TO BE DONE: Reproduce the material from its first line up to and including the line that contains "306, 1738, 426]", substituting "latch pin" for every occurrence of "latch post" and changing nothing else.
- - - - - - -
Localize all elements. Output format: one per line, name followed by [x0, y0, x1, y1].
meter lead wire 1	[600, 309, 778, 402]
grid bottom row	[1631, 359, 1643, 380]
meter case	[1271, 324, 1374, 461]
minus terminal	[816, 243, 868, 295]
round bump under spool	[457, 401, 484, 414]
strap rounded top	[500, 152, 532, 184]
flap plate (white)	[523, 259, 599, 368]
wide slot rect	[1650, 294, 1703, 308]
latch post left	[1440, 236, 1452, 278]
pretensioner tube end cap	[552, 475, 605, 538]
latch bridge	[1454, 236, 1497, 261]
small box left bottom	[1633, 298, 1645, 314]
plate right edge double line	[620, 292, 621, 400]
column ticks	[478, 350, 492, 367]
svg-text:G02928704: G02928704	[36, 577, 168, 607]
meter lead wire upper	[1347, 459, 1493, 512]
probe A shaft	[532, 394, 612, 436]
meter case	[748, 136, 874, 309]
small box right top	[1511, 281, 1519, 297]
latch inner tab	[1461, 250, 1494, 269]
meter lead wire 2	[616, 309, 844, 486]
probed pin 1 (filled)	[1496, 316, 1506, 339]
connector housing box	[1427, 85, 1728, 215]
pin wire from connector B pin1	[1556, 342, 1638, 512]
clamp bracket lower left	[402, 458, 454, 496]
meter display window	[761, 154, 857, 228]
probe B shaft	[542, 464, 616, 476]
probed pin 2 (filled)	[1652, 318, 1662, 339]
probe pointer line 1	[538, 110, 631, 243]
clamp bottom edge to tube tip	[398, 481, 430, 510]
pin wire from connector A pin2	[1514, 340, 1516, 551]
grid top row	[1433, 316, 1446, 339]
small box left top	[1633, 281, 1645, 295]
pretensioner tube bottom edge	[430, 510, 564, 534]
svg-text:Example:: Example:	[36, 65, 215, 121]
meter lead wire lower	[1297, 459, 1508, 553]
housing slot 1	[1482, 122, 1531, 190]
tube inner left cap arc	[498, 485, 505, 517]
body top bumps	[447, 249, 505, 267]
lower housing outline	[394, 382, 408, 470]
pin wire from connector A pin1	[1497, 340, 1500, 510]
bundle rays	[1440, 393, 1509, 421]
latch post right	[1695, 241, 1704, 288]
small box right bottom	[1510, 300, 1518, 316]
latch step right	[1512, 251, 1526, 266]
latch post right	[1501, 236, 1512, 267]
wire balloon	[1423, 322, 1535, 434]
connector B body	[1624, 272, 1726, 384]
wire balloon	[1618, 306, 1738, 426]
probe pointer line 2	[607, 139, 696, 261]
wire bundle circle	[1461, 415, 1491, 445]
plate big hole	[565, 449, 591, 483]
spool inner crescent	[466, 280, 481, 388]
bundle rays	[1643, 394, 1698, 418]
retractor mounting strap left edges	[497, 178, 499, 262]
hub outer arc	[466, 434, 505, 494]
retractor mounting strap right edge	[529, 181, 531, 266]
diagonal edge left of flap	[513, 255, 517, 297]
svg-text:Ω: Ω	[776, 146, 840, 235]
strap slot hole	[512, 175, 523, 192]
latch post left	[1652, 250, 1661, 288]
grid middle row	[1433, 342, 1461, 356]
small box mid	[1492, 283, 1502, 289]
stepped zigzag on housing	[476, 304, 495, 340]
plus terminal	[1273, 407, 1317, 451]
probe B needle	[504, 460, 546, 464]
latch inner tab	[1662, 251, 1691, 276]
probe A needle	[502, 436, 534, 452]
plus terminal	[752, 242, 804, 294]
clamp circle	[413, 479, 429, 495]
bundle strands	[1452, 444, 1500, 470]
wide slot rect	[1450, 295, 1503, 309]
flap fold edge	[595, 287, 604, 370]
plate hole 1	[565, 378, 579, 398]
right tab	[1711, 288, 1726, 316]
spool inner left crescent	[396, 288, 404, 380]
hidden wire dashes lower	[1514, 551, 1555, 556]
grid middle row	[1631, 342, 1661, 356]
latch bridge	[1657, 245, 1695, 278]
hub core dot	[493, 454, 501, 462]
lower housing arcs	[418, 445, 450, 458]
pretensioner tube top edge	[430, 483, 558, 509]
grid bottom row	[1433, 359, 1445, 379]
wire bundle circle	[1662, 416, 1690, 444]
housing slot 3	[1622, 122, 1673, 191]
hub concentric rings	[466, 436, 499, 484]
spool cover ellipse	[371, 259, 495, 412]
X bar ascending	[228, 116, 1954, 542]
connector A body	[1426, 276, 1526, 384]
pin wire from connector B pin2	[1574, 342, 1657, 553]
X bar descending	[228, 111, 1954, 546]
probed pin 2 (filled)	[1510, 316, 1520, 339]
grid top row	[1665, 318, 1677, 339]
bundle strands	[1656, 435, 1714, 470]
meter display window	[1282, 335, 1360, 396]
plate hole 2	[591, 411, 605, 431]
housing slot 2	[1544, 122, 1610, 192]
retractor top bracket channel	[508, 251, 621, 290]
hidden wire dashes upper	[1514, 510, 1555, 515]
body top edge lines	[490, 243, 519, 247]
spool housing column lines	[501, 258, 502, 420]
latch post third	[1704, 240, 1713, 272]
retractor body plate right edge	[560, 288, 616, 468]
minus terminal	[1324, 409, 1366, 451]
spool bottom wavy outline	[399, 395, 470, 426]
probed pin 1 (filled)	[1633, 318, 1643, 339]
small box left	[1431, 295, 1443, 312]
- - - - - - -
FULL ANSWER:
Localize all elements. Output format: one per line, name followed by [x0, y0, x1, y1].
meter lead wire 1	[600, 309, 778, 402]
grid bottom row	[1631, 359, 1643, 380]
meter case	[1271, 324, 1374, 461]
minus terminal	[816, 243, 868, 295]
round bump under spool	[457, 401, 484, 414]
strap rounded top	[500, 152, 532, 184]
flap plate (white)	[523, 259, 599, 368]
wide slot rect	[1650, 294, 1703, 308]
latch pin left	[1440, 236, 1452, 278]
pretensioner tube end cap	[552, 475, 605, 538]
latch bridge	[1454, 236, 1497, 261]
small box left bottom	[1633, 298, 1645, 314]
plate right edge double line	[620, 292, 621, 400]
column ticks	[478, 350, 492, 367]
svg-text:G02928704: G02928704	[36, 577, 168, 607]
meter lead wire upper	[1347, 459, 1493, 512]
probe A shaft	[532, 394, 612, 436]
meter case	[748, 136, 874, 309]
small box right top	[1511, 281, 1519, 297]
latch inner tab	[1461, 250, 1494, 269]
meter lead wire 2	[616, 309, 844, 486]
probed pin 1 (filled)	[1496, 316, 1506, 339]
connector housing box	[1427, 85, 1728, 215]
pin wire from connector B pin1	[1556, 342, 1638, 512]
clamp bracket lower left	[402, 458, 454, 496]
meter display window	[761, 154, 857, 228]
probe B shaft	[542, 464, 616, 476]
probed pin 2 (filled)	[1652, 318, 1662, 339]
probe pointer line 1	[538, 110, 631, 243]
clamp bottom edge to tube tip	[398, 481, 430, 510]
pin wire from connector A pin2	[1514, 340, 1516, 551]
grid top row	[1433, 316, 1446, 339]
small box left top	[1633, 281, 1645, 295]
pretensioner tube bottom edge	[430, 510, 564, 534]
svg-text:Example:: Example:	[36, 65, 215, 121]
meter lead wire lower	[1297, 459, 1508, 553]
housing slot 1	[1482, 122, 1531, 190]
tube inner left cap arc	[498, 485, 505, 517]
body top bumps	[447, 249, 505, 267]
lower housing outline	[394, 382, 408, 470]
pin wire from connector A pin1	[1497, 340, 1500, 510]
bundle rays	[1440, 393, 1509, 421]
latch pin right	[1695, 241, 1704, 288]
small box right bottom	[1510, 300, 1518, 316]
latch step right	[1512, 251, 1526, 266]
latch pin right	[1501, 236, 1512, 267]
wire balloon	[1423, 322, 1535, 434]
connector B body	[1624, 272, 1726, 384]
wire balloon	[1618, 306, 1738, 426]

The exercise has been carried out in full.